■ Problem set ■
[A] Answer these from the BICO bankruptcy note below, one line each:
(i) On what date did BICO, Inc. file its voluntary petition?
(ii) In which court was the petition filed?
(iii) What threat precipitated the need to seek Chapter 11 protection?
[B] List every term that the BICO bankruptcy note below defines in quotation marks within parentheses.
[C] From the BICO bankruptcy note below, return the passage between "BICO's financial situation" and "reorganize the Company.", inclusive.

START Supplied text

The accompanying notes are an integral part of these statements.






BICO, INC.
(Debtor in Possession)
NOTES TO FINANCIAL STATEMENTS


NOTE A - Proceedings under Chapter 11 of the Bankruptcy Code

On March 18, 2003 ("Petition Date"), BICO, Inc., filed a
voluntary petition for reorganization under Chapter 11 of the
Federal bankruptcy laws ("Bankruptcy Code") in the United
States Bankruptcy Court for the Western District of
Pennsylvania ("Bankruptcy Court"). The Company and its
subsidiaries incurred substantial losses in 2002 and in prior
years and funded their operations and product development
through the sale of common and preferred stock and issuance of
debt instruments. In late 2001 and continuing throughout 2002,
BICO experienced difficulty raising monies to support its own
operations and controlling costs. During 2002, BICO began
selling its assets to provide capital to meet its obligations.
BICO's financial situation continued to deteriorate throughout
2002. Without necessary funding, BICO was unable to continue
operations and to retain sufficient counsel to defend itself
from litigation matters. In 2002, BICO was sued by several
alleged creditors who obtained default judgments against BICO
and a subsidiary. The judgment holders thereafter levied on
property of BICO, scheduling an execution sale of assets. The
threat of losing substantial assets to a single creditor
precipitated the need to seek protection under Chapter 11 and
to reorganize the Company.

As a Debtor-in-Possession, BICO is authorized to continue to
operate as an ongoing business but may not engage in
transactions outside the ordinary course of business without
the approval of the Court, after notice and an opportunity for
a hearing. Under the Bankruptcy Code, actions to collect pre-
petition indebtedness, as well as most other pending
litigation, are stayed and other contractual obligations
against the Company may not be enforced. In addition, under
the Bankruptcy Code, the Company may assume or reject executor
contracts, including lease obligations. Parties affected by
these rejections may file claims with the Court, in accordance
with the reorganization process. Absent an order of the Court,
substantially all pre-petition liabilities are subject to
settlement under a plan of reorganization to be voted upon by
creditors and equity holders and approved by the Court.

END Supplied text
START Data

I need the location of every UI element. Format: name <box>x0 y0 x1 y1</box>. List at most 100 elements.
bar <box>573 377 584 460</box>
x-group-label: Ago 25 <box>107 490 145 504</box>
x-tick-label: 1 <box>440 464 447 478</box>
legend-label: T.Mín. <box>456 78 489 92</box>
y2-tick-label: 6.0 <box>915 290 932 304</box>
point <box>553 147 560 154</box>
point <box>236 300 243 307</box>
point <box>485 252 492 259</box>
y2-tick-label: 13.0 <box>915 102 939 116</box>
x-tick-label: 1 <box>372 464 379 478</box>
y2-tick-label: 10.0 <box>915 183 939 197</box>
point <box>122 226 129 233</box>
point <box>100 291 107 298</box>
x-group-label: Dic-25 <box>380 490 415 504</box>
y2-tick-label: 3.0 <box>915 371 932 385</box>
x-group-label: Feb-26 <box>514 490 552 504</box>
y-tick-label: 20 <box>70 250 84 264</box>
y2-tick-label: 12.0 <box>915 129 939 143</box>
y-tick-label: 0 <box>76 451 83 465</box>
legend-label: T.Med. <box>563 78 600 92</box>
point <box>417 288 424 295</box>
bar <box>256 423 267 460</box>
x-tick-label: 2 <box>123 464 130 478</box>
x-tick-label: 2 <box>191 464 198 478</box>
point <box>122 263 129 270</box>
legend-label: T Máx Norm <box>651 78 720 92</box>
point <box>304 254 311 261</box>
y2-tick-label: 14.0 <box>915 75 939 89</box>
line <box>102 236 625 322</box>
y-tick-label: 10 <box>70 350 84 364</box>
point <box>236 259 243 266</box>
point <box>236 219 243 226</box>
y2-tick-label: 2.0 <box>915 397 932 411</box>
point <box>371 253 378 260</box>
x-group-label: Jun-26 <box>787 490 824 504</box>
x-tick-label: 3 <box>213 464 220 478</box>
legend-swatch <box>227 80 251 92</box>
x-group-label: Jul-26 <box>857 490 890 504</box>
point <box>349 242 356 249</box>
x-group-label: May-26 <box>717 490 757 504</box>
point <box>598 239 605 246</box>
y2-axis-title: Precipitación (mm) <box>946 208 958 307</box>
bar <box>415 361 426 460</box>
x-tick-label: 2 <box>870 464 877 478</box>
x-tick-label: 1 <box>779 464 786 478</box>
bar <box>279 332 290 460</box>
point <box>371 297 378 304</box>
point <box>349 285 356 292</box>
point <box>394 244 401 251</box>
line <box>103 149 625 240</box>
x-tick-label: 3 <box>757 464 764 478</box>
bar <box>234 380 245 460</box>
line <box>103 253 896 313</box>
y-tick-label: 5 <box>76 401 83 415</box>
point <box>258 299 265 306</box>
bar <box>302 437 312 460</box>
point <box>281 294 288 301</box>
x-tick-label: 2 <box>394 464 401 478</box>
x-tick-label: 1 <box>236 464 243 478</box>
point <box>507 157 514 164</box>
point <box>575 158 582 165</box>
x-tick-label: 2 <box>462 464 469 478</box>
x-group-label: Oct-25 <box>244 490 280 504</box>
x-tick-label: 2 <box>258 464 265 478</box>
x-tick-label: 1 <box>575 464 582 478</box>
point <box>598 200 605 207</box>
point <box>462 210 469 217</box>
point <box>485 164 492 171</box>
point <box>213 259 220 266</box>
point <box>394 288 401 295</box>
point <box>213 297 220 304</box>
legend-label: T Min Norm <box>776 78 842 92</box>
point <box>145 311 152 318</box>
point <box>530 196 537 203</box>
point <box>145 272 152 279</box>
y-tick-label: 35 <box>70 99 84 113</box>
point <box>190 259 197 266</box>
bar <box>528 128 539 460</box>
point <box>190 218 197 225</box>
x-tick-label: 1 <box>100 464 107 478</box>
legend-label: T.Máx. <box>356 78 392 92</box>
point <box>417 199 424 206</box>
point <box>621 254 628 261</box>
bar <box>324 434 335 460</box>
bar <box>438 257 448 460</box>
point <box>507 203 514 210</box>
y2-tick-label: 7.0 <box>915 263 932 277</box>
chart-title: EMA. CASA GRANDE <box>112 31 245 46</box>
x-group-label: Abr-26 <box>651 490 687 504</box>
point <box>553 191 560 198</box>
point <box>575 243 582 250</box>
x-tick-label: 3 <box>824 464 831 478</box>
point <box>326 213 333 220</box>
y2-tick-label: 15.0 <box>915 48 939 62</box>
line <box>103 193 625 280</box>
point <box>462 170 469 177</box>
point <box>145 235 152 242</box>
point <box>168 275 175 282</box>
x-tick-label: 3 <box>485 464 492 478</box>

END Data

■ Solutions by task ■
[A]
(i) March 18, 2003
(ii) The United States Bankruptcy Court for the Western District of Pennsylvania
(iii) The threat of losing substantial assets to a single creditor

[B]
Petition Date
Bankruptcy Code
Bankruptcy Court

[C]
BICO's financial situation continued to deteriorate throughout
2002. Without necessary funding, BICO was unable to continue
operations and to retain sufficient counsel to defend itself
from litigation matters. In 2002, BICO was sued by several
alleged creditors who obtained default judgments against BICO
and a subsidiary. The judgment holders thereafter levied on
property of BICO, scheduling an execution sale of assets. The
threat of losing substantial assets to a single creditor
precipitated the need to seek protection under Chapter 11 and
to reorganize the Company.